Page extract >>
On Thu, May 08, 2025 at 12:47:18PM +0900, Sergey Senozhatsky wrote:
On (25/03/28 00:03), Sergey Senozhatsky wrote:
Some of our devices crash in tb_cfg_request_dequeue():
general protection fault, probably for non-canonical address 0xdead000000000122
CPU: 6 PID: 91007 Comm: kworker/6:2 Tainted: G U W 6.6.65 RIP: 0010:tb_cfg_request_dequeue+0x2d/0xa0 Call Trace:
<TASK> ? tb_cfg_request_dequeue+0x2d/0xa0 tb_cfg_request_work+0x33/0x80 worker_thread+0x386/0x8f0 kthread+0xed/0x110 ret_from_fork+0x38/0x50 ret_from_fork_asm+0x1b/0x30
The circumstances are unclear, however, the theory is that tb_cfg_request_work() can be scheduled twice for a request: first time via frame.callback from ring_work() and second time from tb_cfg_request(). Both times kworkers will execute tb_cfg_request_dequeue(), which results in double list_del() from the ctl->request_queue (the list poison deference hints at it: 0xdead000000000122).
Do not dequeue requests that don't have TB_CFG_REQUEST_ACTIVE bit set.
Mika, as was discussed in [1] thread we rolled out the fix to our fleet and we don't see the crashes anymore. So it's tested and verified.
Cool, thanks! Applied to thunderbolt.git/fixes.

Information >>

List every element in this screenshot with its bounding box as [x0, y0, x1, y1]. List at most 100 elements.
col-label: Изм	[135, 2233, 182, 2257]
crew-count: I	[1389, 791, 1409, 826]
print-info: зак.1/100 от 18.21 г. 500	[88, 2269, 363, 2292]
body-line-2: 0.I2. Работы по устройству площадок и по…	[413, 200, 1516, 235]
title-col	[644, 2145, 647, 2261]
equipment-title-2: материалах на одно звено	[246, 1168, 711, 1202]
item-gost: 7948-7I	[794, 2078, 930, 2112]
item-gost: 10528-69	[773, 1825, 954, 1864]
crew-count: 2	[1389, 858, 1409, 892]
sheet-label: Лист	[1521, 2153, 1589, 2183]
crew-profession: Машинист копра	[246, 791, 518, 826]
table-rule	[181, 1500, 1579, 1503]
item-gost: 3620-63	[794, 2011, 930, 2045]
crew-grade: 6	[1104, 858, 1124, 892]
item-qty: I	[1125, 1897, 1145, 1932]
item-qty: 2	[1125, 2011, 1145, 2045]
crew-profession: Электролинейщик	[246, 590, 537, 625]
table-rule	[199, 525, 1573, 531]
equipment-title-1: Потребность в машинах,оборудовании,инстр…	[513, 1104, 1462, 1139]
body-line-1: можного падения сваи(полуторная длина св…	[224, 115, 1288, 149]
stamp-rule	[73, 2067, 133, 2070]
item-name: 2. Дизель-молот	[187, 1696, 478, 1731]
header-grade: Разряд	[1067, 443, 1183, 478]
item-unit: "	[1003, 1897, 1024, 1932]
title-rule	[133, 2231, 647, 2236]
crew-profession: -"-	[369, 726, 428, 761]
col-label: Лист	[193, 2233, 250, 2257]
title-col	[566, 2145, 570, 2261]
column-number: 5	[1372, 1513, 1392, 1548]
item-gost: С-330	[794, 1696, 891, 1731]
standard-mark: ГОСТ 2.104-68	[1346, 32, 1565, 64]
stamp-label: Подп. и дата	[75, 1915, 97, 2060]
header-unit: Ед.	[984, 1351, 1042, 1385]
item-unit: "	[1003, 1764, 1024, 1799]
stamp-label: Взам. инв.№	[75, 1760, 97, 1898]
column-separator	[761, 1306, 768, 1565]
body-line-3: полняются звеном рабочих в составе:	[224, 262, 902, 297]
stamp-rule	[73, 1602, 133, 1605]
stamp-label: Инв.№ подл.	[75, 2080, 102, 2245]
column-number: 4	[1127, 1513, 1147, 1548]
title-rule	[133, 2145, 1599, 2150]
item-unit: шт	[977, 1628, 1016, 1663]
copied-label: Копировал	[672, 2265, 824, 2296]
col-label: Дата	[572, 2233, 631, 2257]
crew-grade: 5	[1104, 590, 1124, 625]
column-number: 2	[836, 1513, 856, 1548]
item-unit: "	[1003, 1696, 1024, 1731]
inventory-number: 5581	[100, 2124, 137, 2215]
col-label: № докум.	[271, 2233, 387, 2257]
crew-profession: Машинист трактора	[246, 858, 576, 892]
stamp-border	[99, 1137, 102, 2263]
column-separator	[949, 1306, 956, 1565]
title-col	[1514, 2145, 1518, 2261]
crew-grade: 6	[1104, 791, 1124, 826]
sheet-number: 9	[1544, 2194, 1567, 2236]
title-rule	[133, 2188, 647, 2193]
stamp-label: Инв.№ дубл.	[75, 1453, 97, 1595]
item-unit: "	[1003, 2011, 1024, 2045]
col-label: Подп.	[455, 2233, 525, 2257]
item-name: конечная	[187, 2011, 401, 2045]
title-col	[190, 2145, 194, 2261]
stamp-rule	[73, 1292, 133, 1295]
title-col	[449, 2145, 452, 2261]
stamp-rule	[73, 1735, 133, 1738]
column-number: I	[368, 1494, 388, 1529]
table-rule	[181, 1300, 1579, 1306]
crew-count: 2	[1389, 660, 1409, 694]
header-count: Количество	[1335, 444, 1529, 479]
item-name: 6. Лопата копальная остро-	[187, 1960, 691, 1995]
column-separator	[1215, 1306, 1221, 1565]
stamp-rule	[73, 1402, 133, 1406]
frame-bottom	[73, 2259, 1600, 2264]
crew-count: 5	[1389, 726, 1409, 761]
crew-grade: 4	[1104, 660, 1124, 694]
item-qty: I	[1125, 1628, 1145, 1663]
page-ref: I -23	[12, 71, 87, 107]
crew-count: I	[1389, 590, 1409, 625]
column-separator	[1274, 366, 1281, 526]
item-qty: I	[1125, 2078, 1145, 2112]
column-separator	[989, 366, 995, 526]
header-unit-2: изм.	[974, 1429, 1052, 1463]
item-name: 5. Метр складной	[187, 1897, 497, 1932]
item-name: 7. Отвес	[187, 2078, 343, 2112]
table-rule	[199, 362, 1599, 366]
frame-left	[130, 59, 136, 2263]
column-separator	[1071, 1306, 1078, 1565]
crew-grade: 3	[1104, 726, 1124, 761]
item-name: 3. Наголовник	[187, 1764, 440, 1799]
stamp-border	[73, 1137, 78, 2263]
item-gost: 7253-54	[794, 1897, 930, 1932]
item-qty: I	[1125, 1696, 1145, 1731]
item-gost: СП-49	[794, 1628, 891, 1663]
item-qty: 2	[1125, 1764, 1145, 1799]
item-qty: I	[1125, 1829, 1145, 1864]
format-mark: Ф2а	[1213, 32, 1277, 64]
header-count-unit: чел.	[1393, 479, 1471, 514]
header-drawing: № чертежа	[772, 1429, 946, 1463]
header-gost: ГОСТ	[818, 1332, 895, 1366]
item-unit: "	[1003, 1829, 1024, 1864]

Action item >> In the thread about the tb_cfg_request_dequeue() crash, which tree was the fix applied to?

Answer below >> thunderbolt.git/fixes